### Set problem
Tally how many lines of these entries hold the string "REBATE". Return the number alone.

start Dataset content

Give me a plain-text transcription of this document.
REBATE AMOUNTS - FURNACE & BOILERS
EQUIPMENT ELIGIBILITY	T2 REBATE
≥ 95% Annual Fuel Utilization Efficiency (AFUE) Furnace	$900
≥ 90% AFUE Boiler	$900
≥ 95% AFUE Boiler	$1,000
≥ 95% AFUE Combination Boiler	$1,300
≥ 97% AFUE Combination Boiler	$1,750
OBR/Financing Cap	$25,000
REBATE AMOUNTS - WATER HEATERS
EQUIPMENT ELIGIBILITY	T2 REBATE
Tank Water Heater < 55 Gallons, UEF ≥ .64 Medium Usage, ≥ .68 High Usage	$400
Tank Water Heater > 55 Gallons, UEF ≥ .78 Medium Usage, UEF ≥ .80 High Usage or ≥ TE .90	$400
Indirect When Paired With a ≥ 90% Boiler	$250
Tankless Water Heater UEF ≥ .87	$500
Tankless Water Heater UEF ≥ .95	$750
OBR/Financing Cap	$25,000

end Dataset content

### Answer for the task
4